** Your instructions **
Can you quote the material word for word, from the line with "- case-number: ADR Case Number 20191022: [130, 833, 282, 847]" to the line with "- section-a-line: Attorney", including both of those lines?

** Data provided **
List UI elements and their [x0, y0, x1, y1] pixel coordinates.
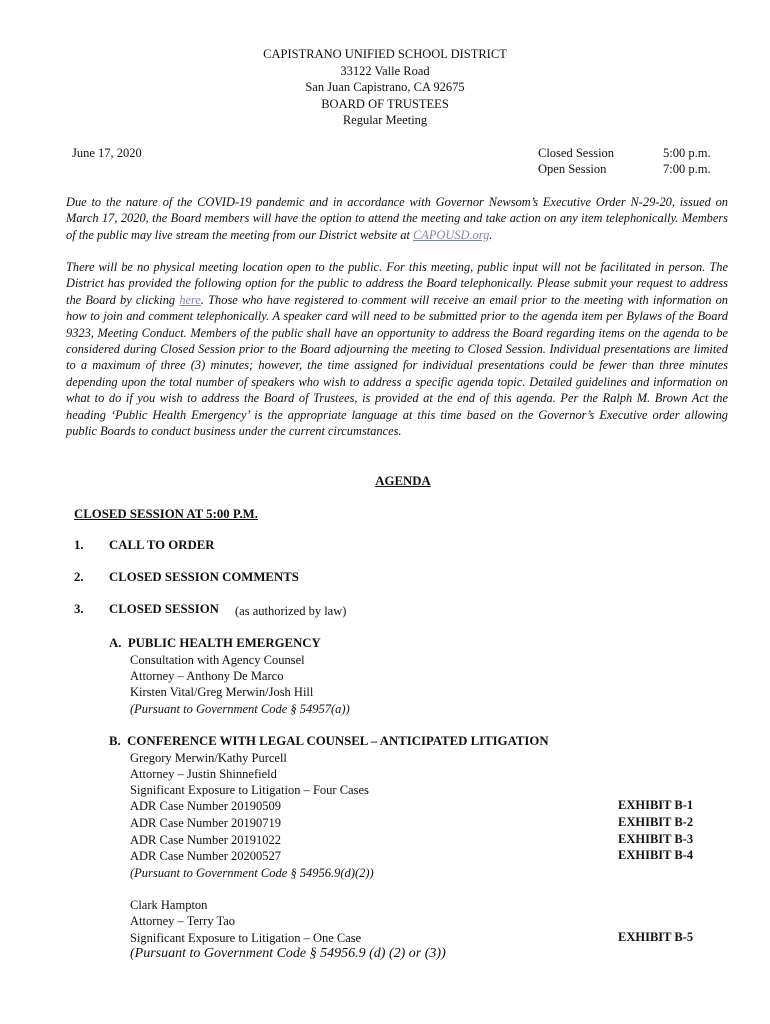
- case-number: ADR Case Number 20191022: [130, 833, 282, 847]
- meeting-type: Regular Meeting: [342, 113, 428, 127]
- exhibit-label: EXHIBIT B-1: [618, 798, 694, 812]
- section-a-line: Consultation with Agency Counsel: [130, 653, 305, 667]
- case-description: Significant Exposure to Litigation – One Case: [130, 931, 362, 945]
- section-a-line: Attorney – Anthony De Marco: [130, 669, 284, 683]
- item-1-number: 1.: [74, 538, 84, 552]
- item-3-note: (as authorized by law): [235, 604, 347, 618]
- item-2-number: 2.: [74, 570, 84, 584]
- public-input-text-a: There will be no physical meeting location open to the public. For this meeting, public input will not be facilitated in person. The District has provided the following option for the public to address the Board telephonically. Please submit your request to address the Board by clicking: [66, 260, 728, 307]
- district-name: CAPISTRANO UNIFIED SCHOOL DISTRICT: [263, 47, 507, 61]
- covid-notice-text: Due to the nature of the COVID-19 pandemic and in accordance with Governor Newsom’s Executive Order N-29-20, issued on March 17, 2020, the Board members will have the option to attend the meeting and take action on any item telephonically. Members of the public may live stream the meeting from our District website at: [66, 195, 728, 242]
- meeting-date: June 17, 2020: [72, 146, 142, 160]
- section-a-code: (Pursuant to Government Code § 54957(a)): [130, 702, 350, 716]
- section-a-letter: A.: [109, 636, 122, 650]
- address-line-1: 33122 Valle Road: [340, 63, 430, 78]
- case-number: ADR Case Number 20200527: [130, 849, 282, 863]
- closed-session-label: Closed Session: [538, 146, 615, 160]
- open-session-time: 7:00 p.m.: [663, 162, 711, 176]
- exhibit-label: EXHIBIT B-3: [618, 832, 694, 846]
- section-b-line: Attorney – Justin Shinnefield: [130, 767, 277, 781]
- board-name: BOARD OF TRUSTEES: [321, 96, 449, 111]
- section-b-code-2: (Pursuant to Government Code § 54956.9 (d) (2) or (3)): [130, 946, 446, 961]
- exhibit-label: EXHIBIT B-5: [618, 930, 694, 944]
- section-a-line: Kirsten Vital/Greg Merwin/Josh Hill: [130, 685, 314, 699]
- covid-notice-end: .: [489, 227, 493, 242]
- address-line-2: San Juan Capistrano, CA 92675: [305, 80, 465, 94]
- section-b-line: Gregory Merwin/Kathy Purcell: [130, 751, 287, 765]
- document-header: [0, 46, 770, 129]
- section-b-line: Attorney – Terry Tao: [130, 914, 236, 928]
- section-b-code: (Pursuant to Government Code § 54956.9(d)(2)): [130, 866, 374, 880]
- closed-session-time: 5:00 p.m.: [663, 146, 711, 160]
- covid-notice-paragraph: [66, 194, 728, 243]
- item-1-title: CALL TO ORDER: [109, 538, 215, 552]
- here-link[interactable]: here: [179, 292, 201, 307]
- section-b-letter: B.: [109, 734, 121, 748]
- item-3-number: 3.: [74, 602, 84, 616]
- section-a-title: PUBLIC HEALTH EMERGENCY: [127, 636, 321, 650]
- case-number: ADR Case Number 20190719: [130, 816, 282, 830]
- case-number: ADR Case Number 20190509: [130, 799, 282, 813]
- section-b-title: CONFERENCE WITH LEGAL COUNSEL – ANTICIPATED LITIGATION: [127, 734, 549, 748]
- section-b-heading: [109, 734, 549, 749]
- open-session-label: Open Session: [538, 162, 607, 176]
- capousd-link[interactable]: CAPOUSD.org: [413, 227, 490, 242]
- public-input-paragraph: [66, 259, 728, 439]
- exhibit-label: EXHIBIT B-2: [618, 815, 694, 829]
- agenda-title: AGENDA: [375, 474, 431, 488]
- item-3-title: CLOSED SESSION: [109, 602, 219, 616]
- public-input-text-b: . Those who have registered to comment will receive an email prior to the meeting with information on how to join and comment telephonically. A speaker card will need to be submitted prior to the agenda item per Bylaws of the Board 9323, Meeting Conduct. Members of the public shall have an opportunity to address the Board regarding items on the agenda to be considered during Closed Session prior to the Board adjourning the meeting to Closed Session. Individual presentations are limited to a maximum of three (3) minutes; however, the time assigned for individual presentations could be fewer than three minutes depending upon the total number of speakers who wish to address a specific agenda topic. Detailed guidelines and information on what to do if you wish to address the Board of Trustees, is provided at the end of this agenda. Per the Ralph M. Brown Act the heading ‘Public Health Emergency’ is the appropriate language at this time based on the Governor’s Executive order allowing public Boards to conduct business under the current circumstances.: [66, 292, 728, 439]
- section-b-line: Clark Hampton: [130, 898, 208, 912]
- section-b-line: Significant Exposure to Litigation – Four Cases: [130, 783, 369, 797]
- section-a-heading: [109, 636, 321, 651]
- closed-session-heading: CLOSED SESSION AT 5:00 P.M.: [74, 507, 258, 521]
- item-2-title: CLOSED SESSION COMMENTS: [109, 570, 299, 584]
- exhibit-label: EXHIBIT B-4: [618, 848, 694, 862]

** Solution to this task **
- case-number: ADR Case Number 20191022: [130, 833, 282, 847]
- meeting-type: Regular Meeting: [342, 113, 428, 127]
- exhibit-label: EXHIBIT B-1: [618, 798, 694, 812]
- section-a-line: Consultation with Agency Counsel: [130, 653, 305, 667]
- case-description: Significant Exposure to Litigation – One Case: [130, 931, 362, 945]
- section-a-line: Attorney – Anthony De Marco: [130, 669, 284, 683]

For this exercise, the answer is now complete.